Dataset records
-- -- --

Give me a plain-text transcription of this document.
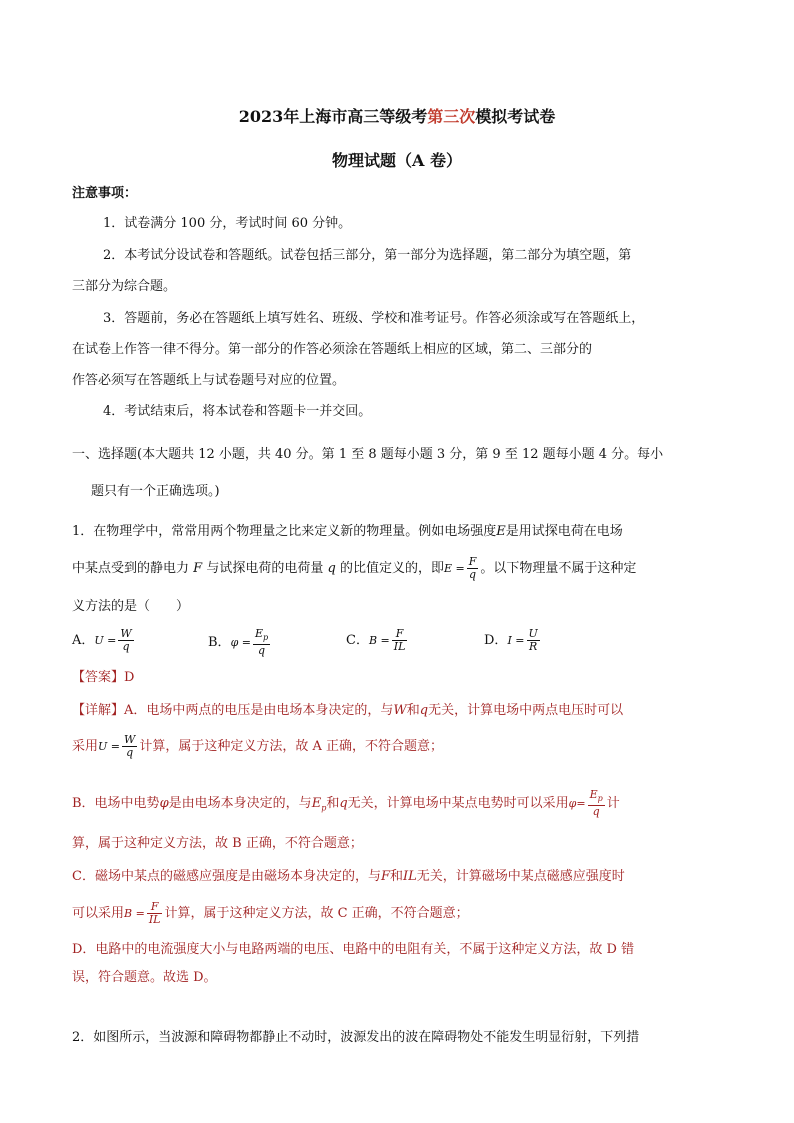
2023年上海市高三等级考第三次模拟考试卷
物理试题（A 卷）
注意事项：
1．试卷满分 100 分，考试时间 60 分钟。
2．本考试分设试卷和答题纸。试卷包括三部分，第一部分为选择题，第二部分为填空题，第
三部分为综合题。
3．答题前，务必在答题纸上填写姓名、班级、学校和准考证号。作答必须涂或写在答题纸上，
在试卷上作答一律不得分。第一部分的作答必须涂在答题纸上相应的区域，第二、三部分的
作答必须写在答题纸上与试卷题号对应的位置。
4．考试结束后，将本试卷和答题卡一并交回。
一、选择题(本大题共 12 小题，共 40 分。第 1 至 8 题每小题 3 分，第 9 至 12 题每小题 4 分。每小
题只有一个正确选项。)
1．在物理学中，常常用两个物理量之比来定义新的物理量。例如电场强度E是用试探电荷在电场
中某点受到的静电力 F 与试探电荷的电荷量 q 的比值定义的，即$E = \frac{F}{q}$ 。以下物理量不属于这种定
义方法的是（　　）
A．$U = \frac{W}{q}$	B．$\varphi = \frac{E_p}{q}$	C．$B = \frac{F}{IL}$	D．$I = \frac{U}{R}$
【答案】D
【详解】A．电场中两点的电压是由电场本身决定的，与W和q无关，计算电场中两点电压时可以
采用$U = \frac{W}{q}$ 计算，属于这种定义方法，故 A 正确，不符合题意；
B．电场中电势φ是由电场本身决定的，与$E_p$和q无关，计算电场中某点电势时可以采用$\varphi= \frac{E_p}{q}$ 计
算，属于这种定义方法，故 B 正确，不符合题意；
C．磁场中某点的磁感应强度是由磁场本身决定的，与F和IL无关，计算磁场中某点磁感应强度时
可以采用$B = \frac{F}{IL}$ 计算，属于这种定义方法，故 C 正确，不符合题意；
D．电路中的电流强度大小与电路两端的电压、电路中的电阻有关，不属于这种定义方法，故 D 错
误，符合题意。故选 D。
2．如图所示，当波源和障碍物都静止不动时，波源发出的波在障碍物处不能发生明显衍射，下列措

-- -- --

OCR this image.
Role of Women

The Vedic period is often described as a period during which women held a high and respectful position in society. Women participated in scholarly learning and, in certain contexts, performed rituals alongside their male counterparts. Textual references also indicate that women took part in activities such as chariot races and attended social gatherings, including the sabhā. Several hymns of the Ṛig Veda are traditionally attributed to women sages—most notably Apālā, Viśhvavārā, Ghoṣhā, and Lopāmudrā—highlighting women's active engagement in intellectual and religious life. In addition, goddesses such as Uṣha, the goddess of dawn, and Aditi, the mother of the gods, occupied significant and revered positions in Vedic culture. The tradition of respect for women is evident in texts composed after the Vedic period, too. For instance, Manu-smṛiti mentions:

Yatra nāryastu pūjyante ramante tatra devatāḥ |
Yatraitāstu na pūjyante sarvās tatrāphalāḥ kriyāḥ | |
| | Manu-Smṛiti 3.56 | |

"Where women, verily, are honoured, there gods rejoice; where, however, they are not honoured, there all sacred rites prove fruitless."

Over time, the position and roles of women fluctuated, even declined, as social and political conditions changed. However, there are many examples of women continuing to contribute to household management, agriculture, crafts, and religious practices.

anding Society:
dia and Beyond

-- -- --

§ Exercise: Extract, from the material above, each line holding the word "this".

§ Exercise result:
Give me a plain-text transcription of this document.
OCR this image.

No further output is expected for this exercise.